■ **Work to do**
Extract the lines that hold the string "Speed".

[Rows from a figure dataset]
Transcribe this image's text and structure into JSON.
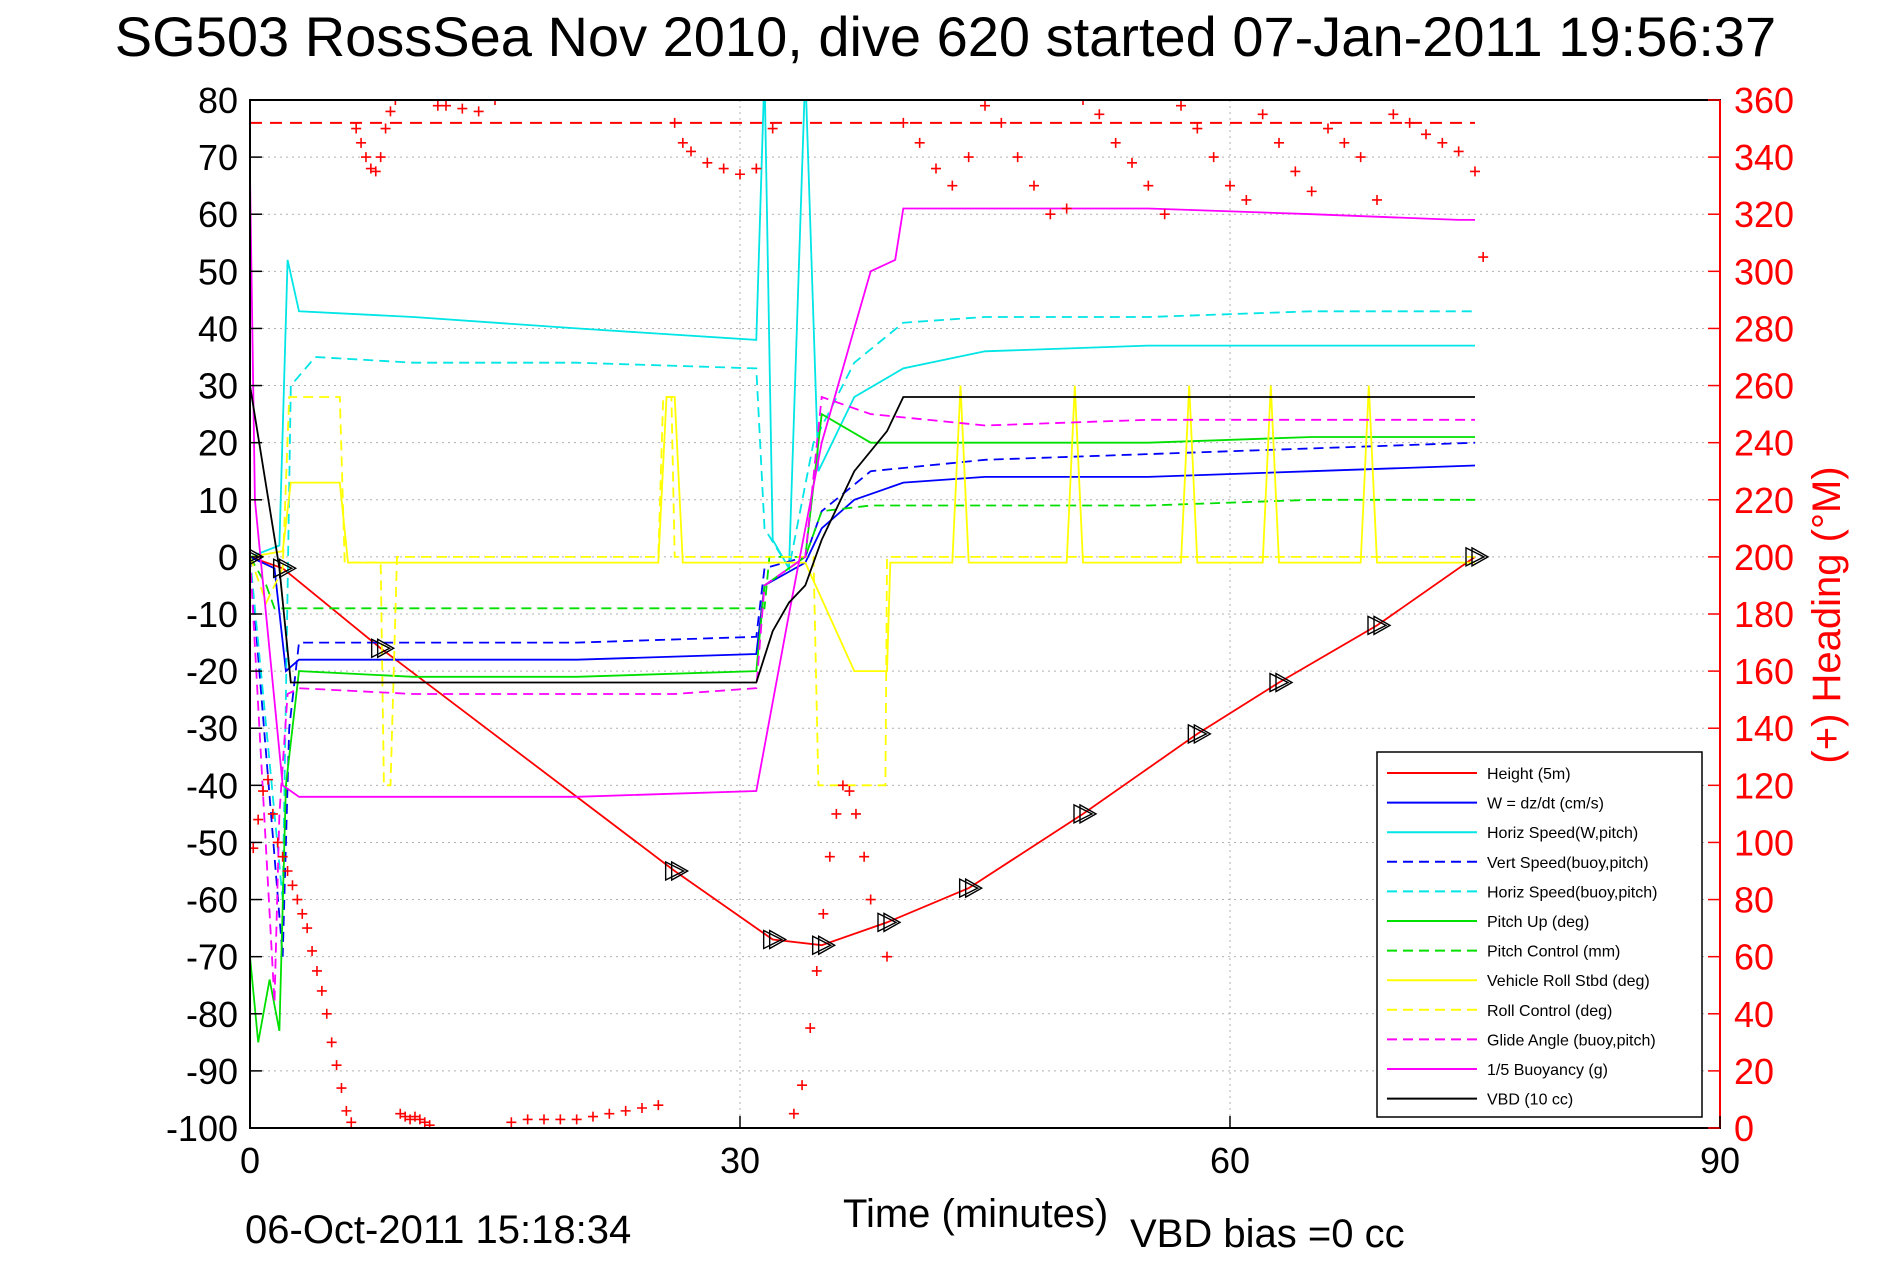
{
  "title": "SG503 RossSea Nov 2010, dive 620 started 07-Jan-2011 19:56:37",
  "footer": {
    "date": "06-Oct-2011 15:18:34",
    "vbd_bias": "VBD bias =0 cc"
  },
  "colors": {
    "red": "#ff0000",
    "blue": "#0000ff",
    "cyan": "#00e5e5",
    "green": "#00e000",
    "yellow": "#ffff00",
    "magenta": "#ff00ff",
    "black": "#000000",
    "grid": "#b0b0b0"
  },
  "chart_data": {
    "type": "line",
    "xlabel": "Time (minutes)",
    "ylabel_right": "(+) Heading (°M)",
    "xlim": [
      0,
      90
    ],
    "ylim_left": [
      -100,
      80
    ],
    "ylim_right": [
      0,
      360
    ],
    "xticks": [
      "0",
      "30",
      "60",
      "90"
    ],
    "yticks_left": [
      "80",
      "70",
      "60",
      "50",
      "40",
      "30",
      "20",
      "10",
      "0",
      "-10",
      "-20",
      "-30",
      "-40",
      "-50",
      "-60",
      "-70",
      "-80",
      "-90",
      "-100"
    ],
    "yticks_right": [
      "360",
      "340",
      "320",
      "300",
      "280",
      "260",
      "240",
      "220",
      "200",
      "180",
      "160",
      "140",
      "120",
      "100",
      "80",
      "60",
      "40",
      "20",
      "0"
    ],
    "grid": true,
    "legend_placement": "bottom-right",
    "reference_line_heading": 352,
    "series": [
      {
        "name": "Height (5m)",
        "color": "red",
        "dash": "solid",
        "x": [
          0,
          2,
          8,
          26,
          32,
          35,
          39,
          44,
          51,
          58,
          63,
          69,
          75
        ],
        "y": [
          0,
          -2,
          -16,
          -55,
          -67,
          -68,
          -64,
          -58,
          -45,
          -31,
          -22,
          -12,
          0
        ]
      },
      {
        "name": "W = dz/dt (cm/s)",
        "color": "blue",
        "dash": "solid",
        "x": [
          0,
          1.5,
          2.2,
          3,
          8,
          20,
          31,
          31.5,
          34,
          35,
          37,
          40,
          45,
          55,
          65,
          75
        ],
        "y": [
          0,
          -2,
          -20,
          -18,
          -18,
          -18,
          -17,
          -5,
          -1,
          5,
          10,
          13,
          14,
          14,
          15,
          16
        ]
      },
      {
        "name": "Horiz Speed(W,pitch)",
        "color": "cyan",
        "dash": "solid",
        "x": [
          0,
          1.8,
          2.3,
          3,
          10,
          20,
          31,
          31.5,
          32,
          33,
          34,
          34.8,
          37,
          40,
          45,
          55,
          65,
          75
        ],
        "y": [
          0,
          2,
          52,
          43,
          42,
          40,
          38,
          85,
          3,
          -2,
          85,
          15,
          28,
          33,
          36,
          37,
          37,
          37
        ]
      },
      {
        "name": "Vert Speed(buoy,pitch)",
        "color": "blue",
        "dash": "dashed",
        "x": [
          0,
          2,
          2.4,
          3,
          10,
          20,
          31,
          31.5,
          34,
          35,
          38,
          45,
          55,
          65,
          75
        ],
        "y": [
          0,
          -70,
          -30,
          -15,
          -15,
          -15,
          -14,
          -2,
          0,
          8,
          15,
          17,
          18,
          19,
          20
        ]
      },
      {
        "name": "Horiz Speed(buoy,pitch)",
        "color": "cyan",
        "dash": "dashed",
        "x": [
          0,
          2,
          2.5,
          4,
          10,
          20,
          31,
          31.5,
          33,
          34.5,
          37,
          40,
          45,
          55,
          65,
          75
        ],
        "y": [
          0,
          -60,
          30,
          35,
          34,
          34,
          33,
          5,
          -2,
          20,
          34,
          41,
          42,
          42,
          43,
          43
        ]
      },
      {
        "name": "Pitch Up (deg)",
        "color": "green",
        "dash": "solid",
        "x": [
          0,
          0.5,
          1.2,
          1.8,
          2.2,
          3,
          10,
          20,
          31,
          31.5,
          34,
          35,
          38,
          45,
          55,
          65,
          75
        ],
        "y": [
          -70,
          -85,
          -74,
          -83,
          -40,
          -20,
          -21,
          -21,
          -20,
          -5,
          0,
          25,
          20,
          20,
          20,
          21,
          21
        ]
      },
      {
        "name": "Pitch Control (mm)",
        "color": "green",
        "dash": "dashed",
        "x": [
          0,
          1,
          1.5,
          2,
          10,
          20,
          31.5,
          31.8,
          34,
          35,
          38,
          45,
          55,
          65,
          75
        ],
        "y": [
          0,
          -5,
          -9,
          -9,
          -9,
          -9,
          -9,
          0,
          0,
          8,
          9,
          9,
          9,
          10,
          10
        ]
      },
      {
        "name": "Vehicle Roll Stbd (deg)",
        "color": "yellow",
        "dash": "solid",
        "x": [
          0,
          2,
          2.5,
          5.5,
          6,
          25,
          25.5,
          26,
          26.5,
          32,
          34,
          37,
          39,
          39.2,
          43,
          43.5,
          44,
          50,
          50.5,
          51,
          57,
          57.5,
          58,
          62,
          62.5,
          63,
          68,
          68.5,
          69,
          75
        ],
        "y": [
          0,
          1,
          13,
          13,
          -1,
          -1,
          28,
          28,
          -1,
          -1,
          -1,
          -20,
          -20,
          -1,
          -1,
          30,
          -1,
          -1,
          30,
          -1,
          -1,
          30,
          -1,
          -1,
          30,
          -1,
          -1,
          30,
          -1,
          -1
        ]
      },
      {
        "name": "Roll Control (deg)",
        "color": "yellow",
        "dash": "dashed",
        "x": [
          0,
          1,
          2,
          2.4,
          5.5,
          5.8,
          8,
          8.2,
          8.6,
          9,
          25,
          25.3,
          25.8,
          26,
          34.5,
          34.8,
          38.9,
          39,
          75
        ],
        "y": [
          0,
          -8,
          -2,
          28,
          28,
          -1,
          -1,
          -40,
          -40,
          0,
          0,
          28,
          28,
          0,
          0,
          -40,
          -40,
          0,
          0
        ]
      },
      {
        "name": "Glide Angle (buoy,pitch)",
        "color": "magenta",
        "dash": "dashed",
        "x": [
          0,
          1.5,
          1.8,
          2.3,
          3,
          10,
          20,
          25,
          26,
          31,
          31.5,
          34,
          35,
          38,
          45,
          55,
          65,
          75
        ],
        "y": [
          0,
          -78,
          -45,
          -24,
          -23,
          -24,
          -24,
          -24,
          -24,
          -23,
          -5,
          0,
          28,
          25,
          23,
          24,
          24,
          24
        ]
      },
      {
        "name": "1/5 Buoyancy (g)",
        "color": "magenta",
        "dash": "solid",
        "x": [
          0,
          0.3,
          2,
          3,
          10,
          20,
          31,
          33,
          35,
          37,
          38,
          39.5,
          40,
          45,
          55,
          65,
          74,
          75
        ],
        "y": [
          67,
          10,
          -40,
          -42,
          -42,
          -42,
          -41,
          -10,
          20,
          40,
          50,
          52,
          61,
          61,
          61,
          60,
          59,
          59
        ]
      },
      {
        "name": "VBD (10 cc)",
        "color": "black",
        "dash": "solid",
        "x": [
          0,
          1.8,
          2.5,
          10,
          20,
          31,
          32,
          33,
          34,
          35,
          37,
          39,
          40,
          45,
          55,
          65,
          75
        ],
        "y": [
          30,
          -2,
          -22,
          -22,
          -22,
          -22,
          -13,
          -8,
          -5,
          3,
          15,
          22,
          28,
          28,
          28,
          28,
          28
        ]
      }
    ],
    "heading_points": {
      "name": "(+) Heading (°M)",
      "color": "red",
      "marker": "+",
      "axis": "right",
      "x": [
        0.2,
        0.5,
        0.8,
        1.1,
        1.4,
        1.7,
        2.0,
        2.3,
        2.6,
        2.9,
        3.2,
        3.5,
        3.8,
        4.1,
        4.4,
        4.7,
        5.0,
        5.3,
        5.6,
        5.9,
        6.2,
        6.5,
        6.8,
        7.1,
        7.4,
        7.7,
        8.0,
        8.3,
        8.6,
        8.9,
        9.2,
        9.5,
        9.8,
        10.1,
        10.4,
        10.7,
        11.0,
        11.5,
        12,
        13,
        14,
        15,
        16,
        17,
        18,
        19,
        20,
        21,
        22,
        23,
        24,
        25,
        26,
        26.5,
        27,
        28,
        29,
        30,
        31,
        32,
        33.3,
        33.8,
        34.3,
        34.7,
        35.1,
        35.5,
        35.9,
        36.3,
        36.7,
        37.1,
        37.6,
        38,
        39,
        40,
        41,
        42,
        43,
        44,
        45,
        46,
        47,
        48,
        49,
        50,
        51,
        52,
        53,
        54,
        55,
        56,
        57,
        58,
        59,
        60,
        61,
        62,
        63,
        64,
        65,
        66,
        67,
        68,
        69,
        70,
        71,
        72,
        73,
        74,
        75,
        75.5
      ],
      "y": [
        98,
        108,
        118,
        122,
        110,
        100,
        95,
        90,
        85,
        80,
        75,
        70,
        62,
        55,
        48,
        40,
        30,
        22,
        14,
        6,
        2,
        350,
        345,
        340,
        336,
        335,
        340,
        350,
        356,
        360,
        5,
        4,
        3,
        4,
        3,
        2,
        1,
        358,
        358,
        357,
        356,
        360,
        2,
        3,
        3,
        3,
        3,
        4,
        5,
        6,
        7,
        8,
        352,
        345,
        342,
        338,
        336,
        334,
        336,
        350,
        5,
        15,
        35,
        55,
        75,
        95,
        110,
        120,
        118,
        110,
        95,
        80,
        60,
        352,
        345,
        336,
        330,
        340,
        358,
        352,
        340,
        330,
        320,
        322,
        360,
        355,
        345,
        338,
        330,
        320,
        358,
        350,
        340,
        330,
        325,
        355,
        345,
        335,
        328,
        350,
        345,
        340,
        325,
        355,
        352,
        348,
        345,
        342,
        335,
        305
      ]
    }
  }
}
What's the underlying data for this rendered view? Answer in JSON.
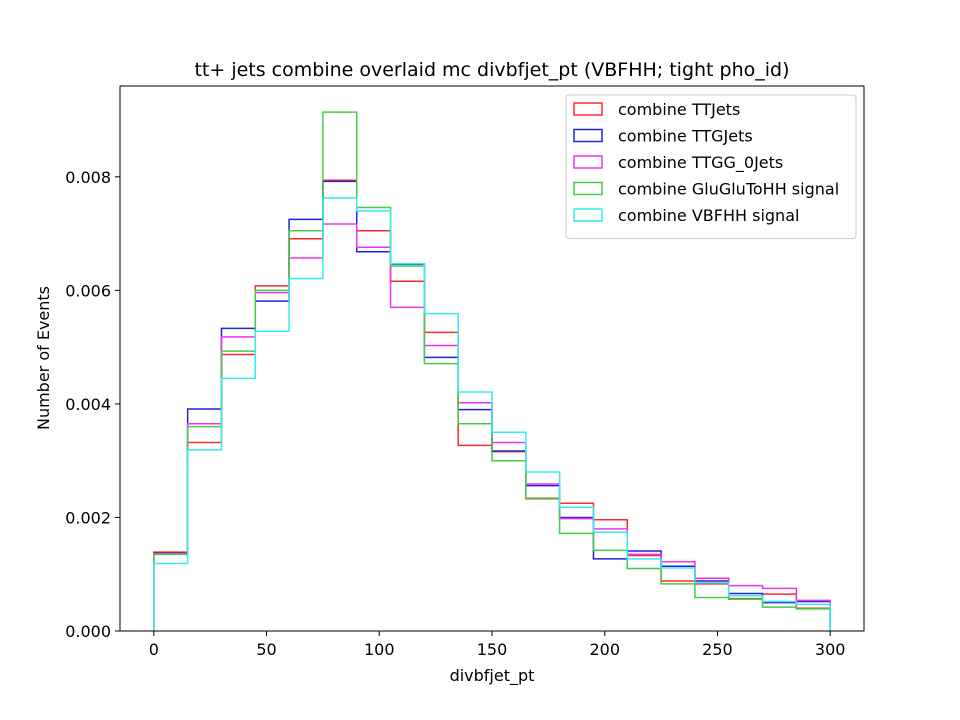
{
  "chart_data": {
    "type": "histogram-step",
    "title": "tt+ jets combine overlaid mc divbfjet_pt (VBFHH; tight pho_id)",
    "xlabel": "divbfjet_pt",
    "ylabel": "Number of Events",
    "xlim": [
      -15,
      315
    ],
    "ylim": [
      0,
      0.0096
    ],
    "xticks": [
      0,
      50,
      100,
      150,
      200,
      250,
      300
    ],
    "xtick_labels": [
      "0",
      "50",
      "100",
      "150",
      "200",
      "250",
      "300"
    ],
    "yticks": [
      0,
      0.002,
      0.004,
      0.006,
      0.008
    ],
    "ytick_labels": [
      "0.000",
      "0.002",
      "0.004",
      "0.006",
      "0.008"
    ],
    "grid": false,
    "legend_position": "top-right",
    "bin_edges": [
      0,
      15,
      30,
      45,
      60,
      75,
      90,
      105,
      120,
      135,
      150,
      165,
      180,
      195,
      210,
      225,
      240,
      255,
      270,
      285,
      300
    ],
    "series": [
      {
        "name": "combine TTJets",
        "color": "#ff2a2a",
        "values": [
          0.00139,
          0.00332,
          0.00487,
          0.00608,
          0.00691,
          0.00794,
          0.00705,
          0.00616,
          0.00526,
          0.00327,
          0.00316,
          0.00233,
          0.00225,
          0.00196,
          0.00133,
          0.00088,
          0.00083,
          0.00057,
          0.00065,
          0.0004
        ]
      },
      {
        "name": "combine TTGJets",
        "color": "#2222dd",
        "values": [
          0.00137,
          0.00391,
          0.00533,
          0.00581,
          0.00725,
          0.00792,
          0.00668,
          0.00646,
          0.00482,
          0.0039,
          0.00317,
          0.00256,
          0.002,
          0.00127,
          0.00141,
          0.00114,
          0.00088,
          0.00066,
          0.0005,
          0.00052
        ]
      },
      {
        "name": "combine TTGG_0Jets",
        "color": "#ee33ee",
        "values": [
          0.00136,
          0.00365,
          0.00518,
          0.00596,
          0.00657,
          0.00717,
          0.00676,
          0.0057,
          0.00503,
          0.00402,
          0.00332,
          0.00259,
          0.00198,
          0.0018,
          0.00135,
          0.00122,
          0.00093,
          0.0008,
          0.00075,
          0.00054
        ]
      },
      {
        "name": "combine GluGluToHH signal",
        "color": "#44cc44",
        "values": [
          0.00135,
          0.0036,
          0.00493,
          0.006,
          0.00705,
          0.00914,
          0.00746,
          0.00643,
          0.00471,
          0.00365,
          0.003,
          0.00234,
          0.00172,
          0.00142,
          0.0011,
          0.00083,
          0.00059,
          0.00056,
          0.00042,
          0.00039
        ]
      },
      {
        "name": "combine VBFHH signal",
        "color": "#33eeee",
        "values": [
          0.00119,
          0.00319,
          0.00445,
          0.00528,
          0.00621,
          0.00763,
          0.0074,
          0.00647,
          0.00559,
          0.00421,
          0.0035,
          0.0028,
          0.00218,
          0.00174,
          0.00127,
          0.00111,
          0.00085,
          0.00062,
          0.00052,
          0.00047
        ]
      }
    ]
  }
}
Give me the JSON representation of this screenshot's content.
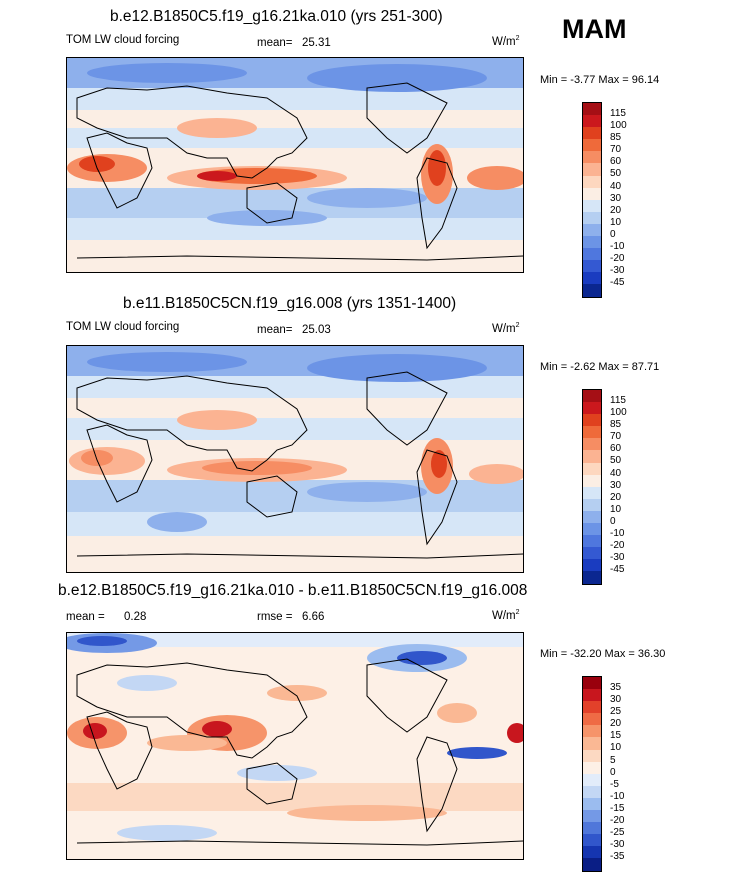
{
  "season_label": "MAM",
  "panels": [
    {
      "title": "b.e12.B1850C5.f19_g16.21ka.010 (yrs 251-300)",
      "left_text": "TOM LW cloud forcing",
      "mean_label": "mean=",
      "mean_value": "25.31",
      "units": "W/m",
      "units_sup": "2",
      "min_label": "Min =",
      "min_value": "-3.77",
      "max_label": "Max =",
      "max_value": "96.14",
      "colorbar": {
        "levels": [
          "115",
          "100",
          "85",
          "70",
          "60",
          "50",
          "40",
          "30",
          "20",
          "10",
          "0",
          "-10",
          "-20",
          "-30",
          "-45"
        ],
        "colors": [
          "#a50f15",
          "#cb181d",
          "#e0411e",
          "#ef6a3a",
          "#f68d63",
          "#fbb392",
          "#fdd7bf",
          "#fbeee4",
          "#d6e6f7",
          "#b5cff1",
          "#8eb0ec",
          "#6c94e6",
          "#4f77de",
          "#3459d2",
          "#1a3cc0",
          "#0b2790"
        ]
      }
    },
    {
      "title": "b.e11.B1850C5CN.f19_g16.008 (yrs 1351-1400)",
      "left_text": "TOM LW cloud forcing",
      "mean_label": "mean=",
      "mean_value": "25.03",
      "units": "W/m",
      "units_sup": "2",
      "min_label": "Min =",
      "min_value": "-2.62",
      "max_label": "Max =",
      "max_value": "87.71",
      "colorbar": {
        "levels": [
          "115",
          "100",
          "85",
          "70",
          "60",
          "50",
          "40",
          "30",
          "20",
          "10",
          "0",
          "-10",
          "-20",
          "-30",
          "-45"
        ],
        "colors": [
          "#a50f15",
          "#cb181d",
          "#e0411e",
          "#ef6a3a",
          "#f68d63",
          "#fbb392",
          "#fdd7bf",
          "#fbeee4",
          "#d6e6f7",
          "#b5cff1",
          "#8eb0ec",
          "#6c94e6",
          "#4f77de",
          "#3459d2",
          "#1a3cc0",
          "#0b2790"
        ]
      }
    },
    {
      "title": "b.e12.B1850C5.f19_g16.21ka.010 - b.e11.B1850C5CN.f19_g16.008",
      "mean_label": "mean =",
      "mean_value": "0.28",
      "rmse_label": "rmse =",
      "rmse_value": "6.66",
      "units": "W/m",
      "units_sup": "2",
      "min_label": "Min =",
      "min_value": "-32.20",
      "max_label": "Max =",
      "max_value": "36.30",
      "colorbar": {
        "levels": [
          "35",
          "30",
          "25",
          "20",
          "15",
          "10",
          "5",
          "0",
          "-5",
          "-10",
          "-15",
          "-20",
          "-25",
          "-30",
          "-35"
        ],
        "colors": [
          "#99000d",
          "#c8161e",
          "#e2412a",
          "#ef6b45",
          "#f6946a",
          "#fab894",
          "#fcd9c2",
          "#fdf0e6",
          "#e2ecfa",
          "#c3d7f4",
          "#9bbcef",
          "#7499e6",
          "#5077da",
          "#3156cb",
          "#1535b0",
          "#0a1e85"
        ]
      }
    }
  ]
}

■ **Solution to the exercise**
        "name": "Horiz Speed(W,pitch)",
        "name": "Vert Speed(buoy,pitch)",
        "name": "Horiz Speed(buoy,pitch)",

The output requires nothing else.